What needs to be done
Keep every line where the word "Nyissa" appears; drop the rest.

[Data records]
## Begin

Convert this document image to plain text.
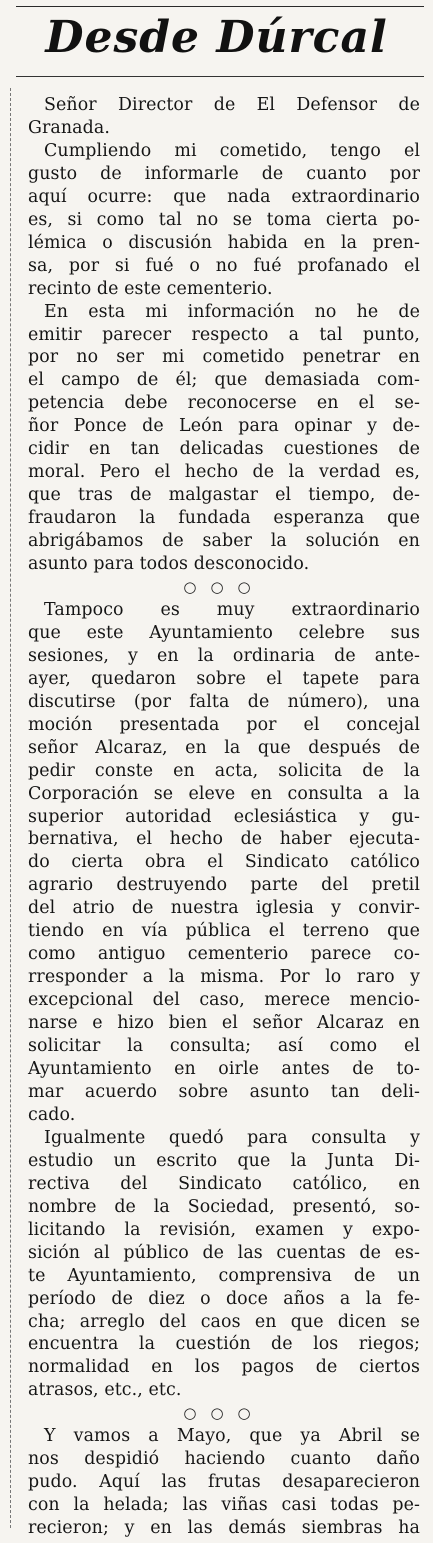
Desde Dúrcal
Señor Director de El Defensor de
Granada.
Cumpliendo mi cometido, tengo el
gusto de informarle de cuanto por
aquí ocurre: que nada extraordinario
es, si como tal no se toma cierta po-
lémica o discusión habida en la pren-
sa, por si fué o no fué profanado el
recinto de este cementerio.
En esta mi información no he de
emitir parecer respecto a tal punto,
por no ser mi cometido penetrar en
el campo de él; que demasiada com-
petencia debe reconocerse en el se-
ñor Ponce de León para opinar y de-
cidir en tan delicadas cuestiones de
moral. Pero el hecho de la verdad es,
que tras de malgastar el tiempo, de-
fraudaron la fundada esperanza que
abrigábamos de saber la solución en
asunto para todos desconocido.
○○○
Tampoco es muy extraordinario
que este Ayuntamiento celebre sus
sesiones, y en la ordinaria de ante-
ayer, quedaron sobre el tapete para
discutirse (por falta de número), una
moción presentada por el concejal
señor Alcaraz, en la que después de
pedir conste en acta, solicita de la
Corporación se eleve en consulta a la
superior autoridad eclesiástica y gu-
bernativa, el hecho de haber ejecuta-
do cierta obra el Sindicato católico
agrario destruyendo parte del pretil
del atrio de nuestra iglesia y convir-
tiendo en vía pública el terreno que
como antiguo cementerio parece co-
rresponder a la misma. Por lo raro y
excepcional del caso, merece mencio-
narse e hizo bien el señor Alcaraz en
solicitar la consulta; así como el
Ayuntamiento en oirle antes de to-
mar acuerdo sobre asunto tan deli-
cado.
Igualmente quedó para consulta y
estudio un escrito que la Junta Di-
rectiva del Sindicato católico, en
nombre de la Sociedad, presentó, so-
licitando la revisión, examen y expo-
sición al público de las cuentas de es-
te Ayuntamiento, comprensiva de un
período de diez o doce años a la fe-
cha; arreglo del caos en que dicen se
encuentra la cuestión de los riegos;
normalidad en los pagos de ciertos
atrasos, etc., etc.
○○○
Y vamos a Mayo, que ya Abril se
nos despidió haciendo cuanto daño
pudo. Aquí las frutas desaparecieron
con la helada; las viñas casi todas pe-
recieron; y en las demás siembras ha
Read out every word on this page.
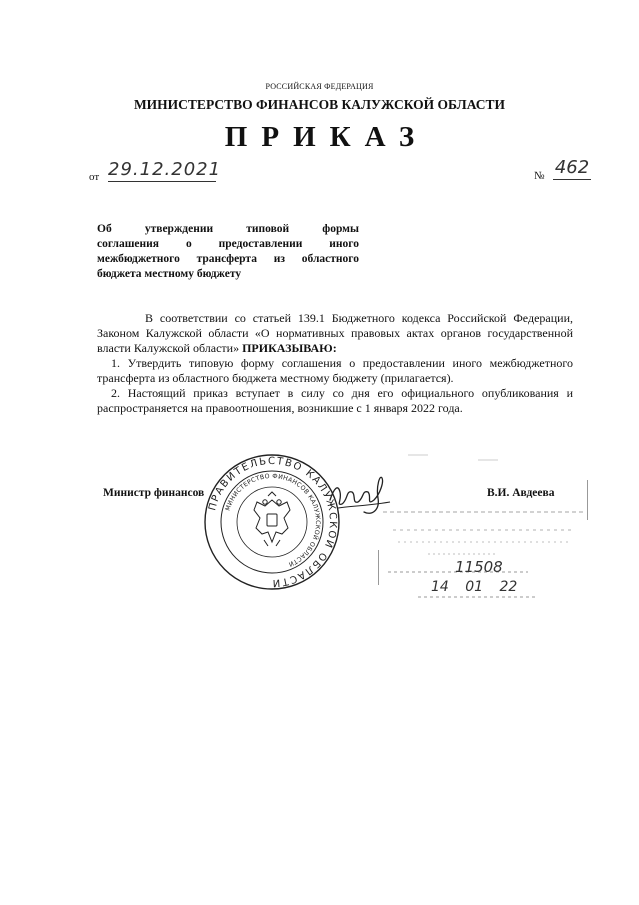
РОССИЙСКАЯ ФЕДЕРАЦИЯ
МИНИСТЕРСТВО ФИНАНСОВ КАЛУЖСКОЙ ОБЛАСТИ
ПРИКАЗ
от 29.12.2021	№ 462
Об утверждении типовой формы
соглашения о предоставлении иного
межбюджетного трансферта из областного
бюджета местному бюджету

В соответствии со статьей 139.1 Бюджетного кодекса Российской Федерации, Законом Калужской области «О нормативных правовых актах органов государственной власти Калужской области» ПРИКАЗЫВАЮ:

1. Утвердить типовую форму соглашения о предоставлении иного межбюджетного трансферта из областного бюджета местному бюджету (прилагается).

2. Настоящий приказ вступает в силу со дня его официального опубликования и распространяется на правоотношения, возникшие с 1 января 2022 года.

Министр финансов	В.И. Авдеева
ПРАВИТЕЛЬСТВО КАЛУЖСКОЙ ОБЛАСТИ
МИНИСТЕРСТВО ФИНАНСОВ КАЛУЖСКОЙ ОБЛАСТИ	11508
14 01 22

## End
## Begin

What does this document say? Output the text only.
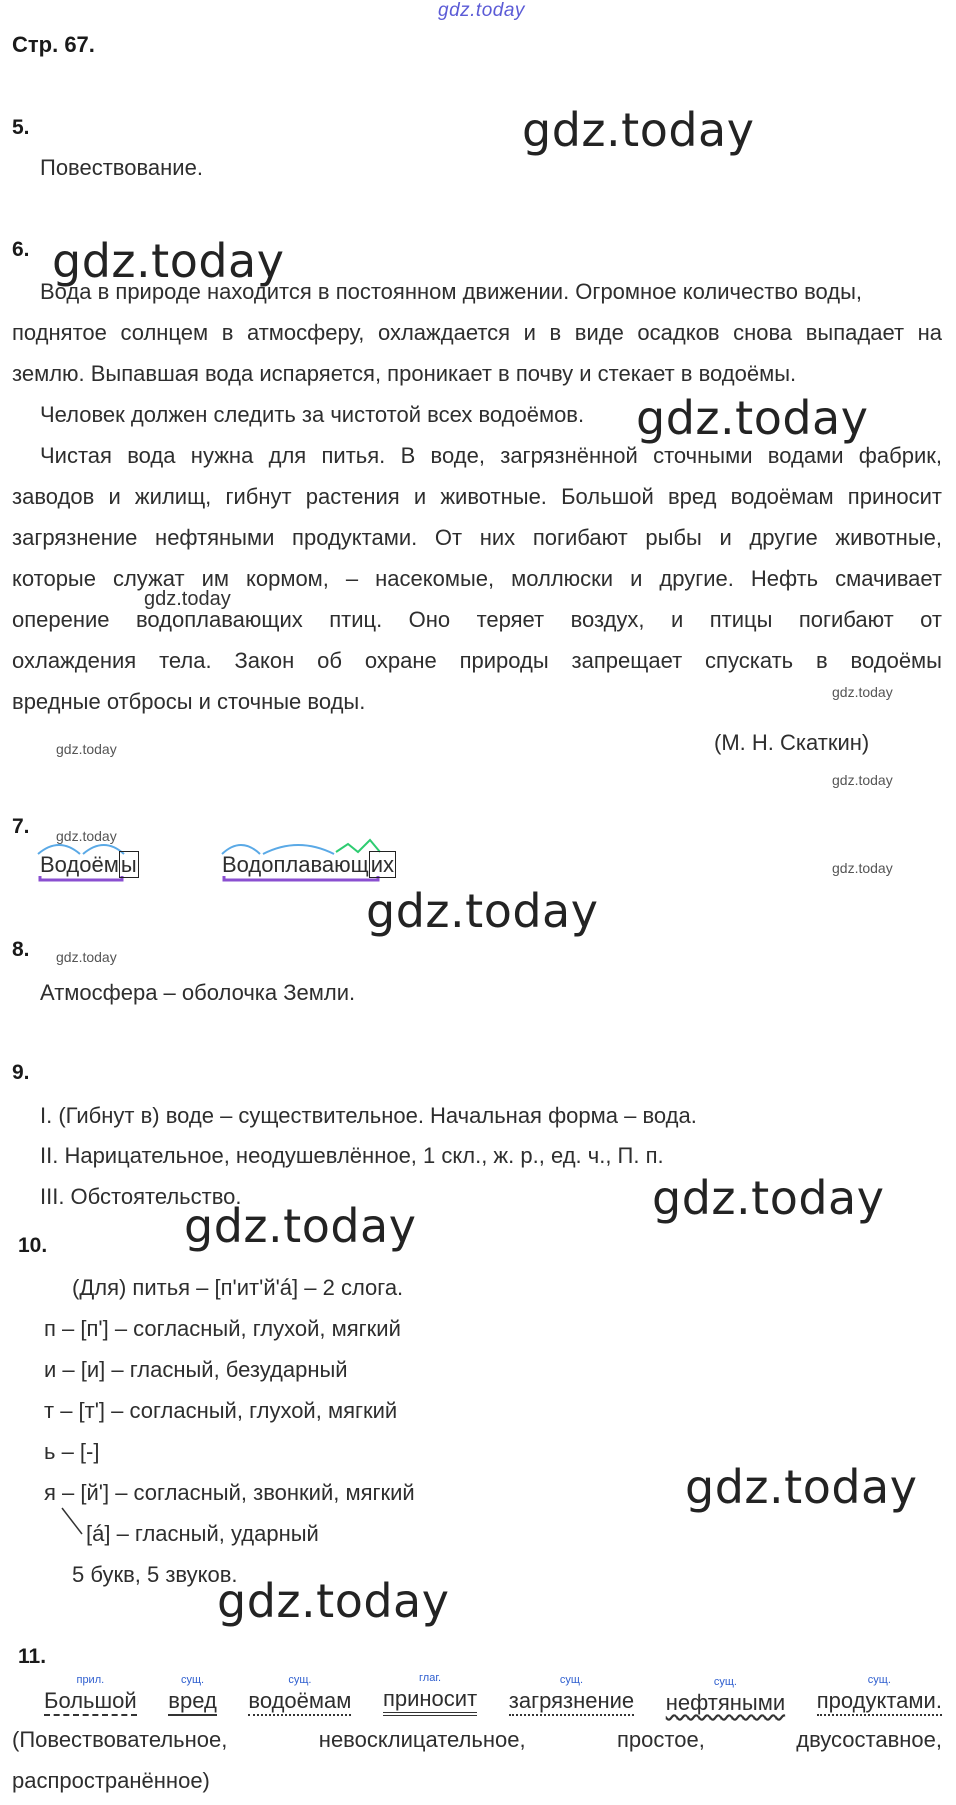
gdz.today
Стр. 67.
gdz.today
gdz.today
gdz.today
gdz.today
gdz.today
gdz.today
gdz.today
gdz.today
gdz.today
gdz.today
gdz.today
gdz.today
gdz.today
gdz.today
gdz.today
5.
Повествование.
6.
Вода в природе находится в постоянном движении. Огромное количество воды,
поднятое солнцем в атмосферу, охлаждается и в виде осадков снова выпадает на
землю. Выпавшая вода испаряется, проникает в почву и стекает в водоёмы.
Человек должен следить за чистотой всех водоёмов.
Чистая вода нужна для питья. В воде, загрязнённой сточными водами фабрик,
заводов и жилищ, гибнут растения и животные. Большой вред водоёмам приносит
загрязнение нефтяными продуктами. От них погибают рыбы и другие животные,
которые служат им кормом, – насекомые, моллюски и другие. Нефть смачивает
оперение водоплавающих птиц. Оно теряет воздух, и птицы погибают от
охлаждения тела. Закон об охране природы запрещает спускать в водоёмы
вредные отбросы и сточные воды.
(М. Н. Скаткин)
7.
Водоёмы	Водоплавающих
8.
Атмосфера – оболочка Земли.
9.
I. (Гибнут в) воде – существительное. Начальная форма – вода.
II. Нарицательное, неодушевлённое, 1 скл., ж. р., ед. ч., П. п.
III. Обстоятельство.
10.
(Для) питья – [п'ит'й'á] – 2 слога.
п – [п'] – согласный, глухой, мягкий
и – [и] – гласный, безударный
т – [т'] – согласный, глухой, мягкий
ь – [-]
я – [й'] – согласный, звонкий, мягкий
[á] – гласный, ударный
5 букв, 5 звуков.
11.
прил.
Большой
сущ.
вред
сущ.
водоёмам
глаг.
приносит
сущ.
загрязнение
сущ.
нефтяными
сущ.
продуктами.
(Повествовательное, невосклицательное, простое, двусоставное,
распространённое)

## End
## Begin

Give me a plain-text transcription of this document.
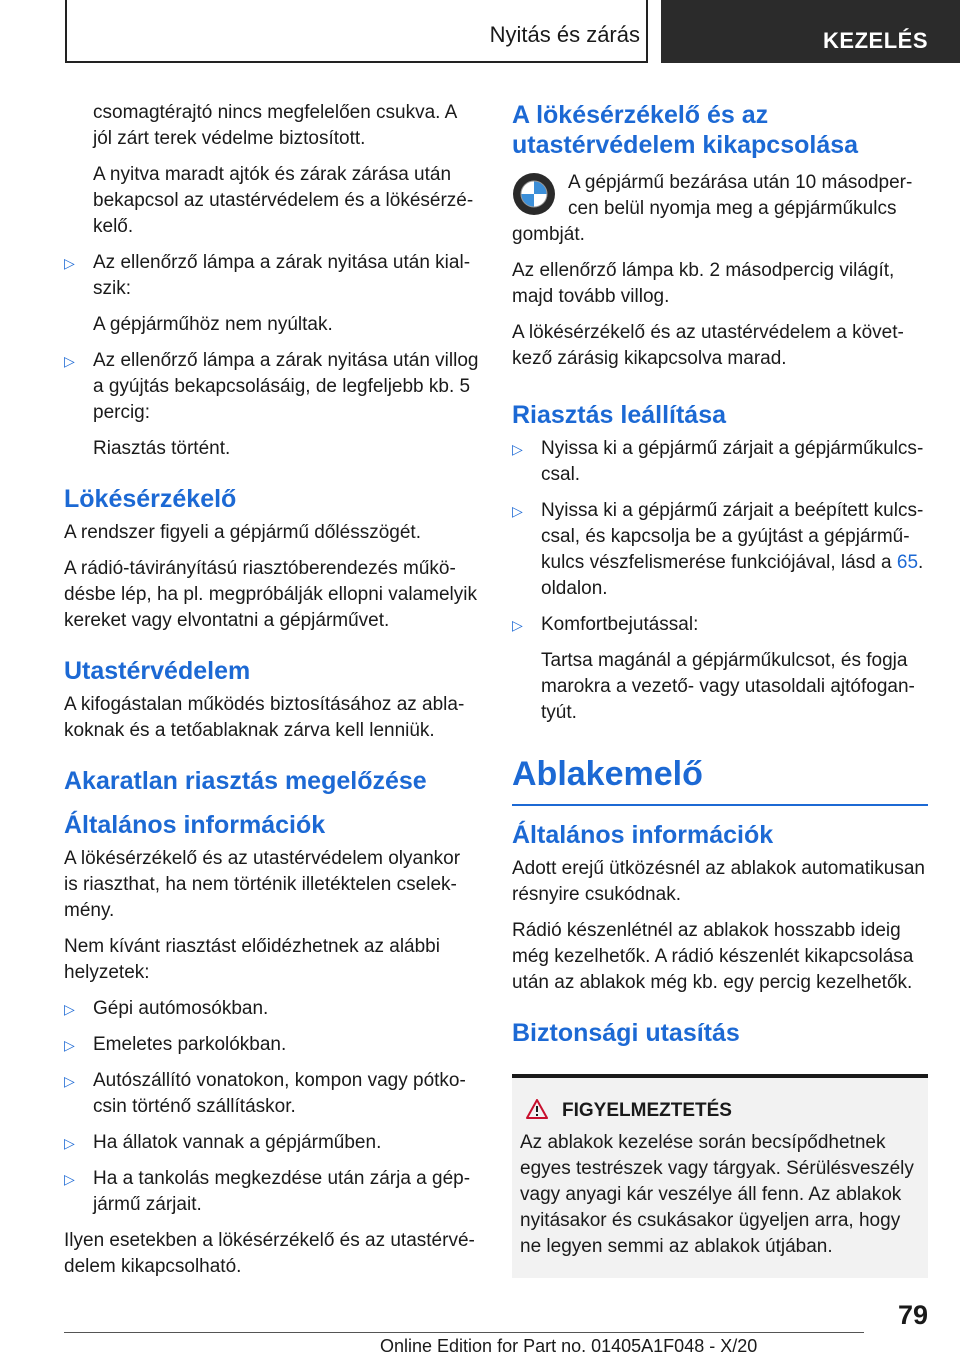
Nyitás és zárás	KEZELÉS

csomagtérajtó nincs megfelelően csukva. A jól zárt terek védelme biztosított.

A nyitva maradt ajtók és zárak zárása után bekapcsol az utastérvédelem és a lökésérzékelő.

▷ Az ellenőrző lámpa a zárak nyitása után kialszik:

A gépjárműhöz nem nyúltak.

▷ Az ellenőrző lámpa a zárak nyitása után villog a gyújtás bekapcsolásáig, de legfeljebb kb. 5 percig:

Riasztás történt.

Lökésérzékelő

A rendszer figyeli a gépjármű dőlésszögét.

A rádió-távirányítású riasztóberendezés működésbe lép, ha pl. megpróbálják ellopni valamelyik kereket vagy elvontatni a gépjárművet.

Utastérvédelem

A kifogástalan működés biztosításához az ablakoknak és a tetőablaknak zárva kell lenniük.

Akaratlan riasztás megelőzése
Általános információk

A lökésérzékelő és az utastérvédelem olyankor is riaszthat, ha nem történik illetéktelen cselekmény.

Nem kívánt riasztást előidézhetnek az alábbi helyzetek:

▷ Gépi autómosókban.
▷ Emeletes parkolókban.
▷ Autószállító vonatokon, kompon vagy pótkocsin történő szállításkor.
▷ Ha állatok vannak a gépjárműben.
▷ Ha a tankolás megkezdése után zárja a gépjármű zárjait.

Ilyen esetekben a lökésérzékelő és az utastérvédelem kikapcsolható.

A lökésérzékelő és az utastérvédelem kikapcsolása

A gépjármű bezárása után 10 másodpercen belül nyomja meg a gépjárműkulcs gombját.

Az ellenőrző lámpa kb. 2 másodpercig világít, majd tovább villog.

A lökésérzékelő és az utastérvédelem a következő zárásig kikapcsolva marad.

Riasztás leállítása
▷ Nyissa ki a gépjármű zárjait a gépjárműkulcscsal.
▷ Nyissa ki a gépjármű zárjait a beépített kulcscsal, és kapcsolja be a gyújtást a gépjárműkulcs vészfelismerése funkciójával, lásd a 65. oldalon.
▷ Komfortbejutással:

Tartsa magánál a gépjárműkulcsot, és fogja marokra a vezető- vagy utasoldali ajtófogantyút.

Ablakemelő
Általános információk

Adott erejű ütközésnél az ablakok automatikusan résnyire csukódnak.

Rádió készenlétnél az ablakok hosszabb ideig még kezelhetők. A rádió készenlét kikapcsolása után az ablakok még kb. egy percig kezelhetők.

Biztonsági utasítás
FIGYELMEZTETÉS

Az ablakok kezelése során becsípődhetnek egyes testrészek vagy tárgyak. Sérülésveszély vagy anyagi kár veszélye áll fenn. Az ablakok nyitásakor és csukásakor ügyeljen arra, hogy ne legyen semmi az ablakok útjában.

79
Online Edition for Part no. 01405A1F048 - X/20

## End

Final result
▷ Nyissa ki a gépjármű zárjait a gépjárműkulcscsal.
▷ Nyissa ki a gépjármű zárjait a beépített kulcscsal, és kapcsolja be a gyújtást a gépjárműkulcs vészfelismerése funkciójával, lásd a 65. oldalon.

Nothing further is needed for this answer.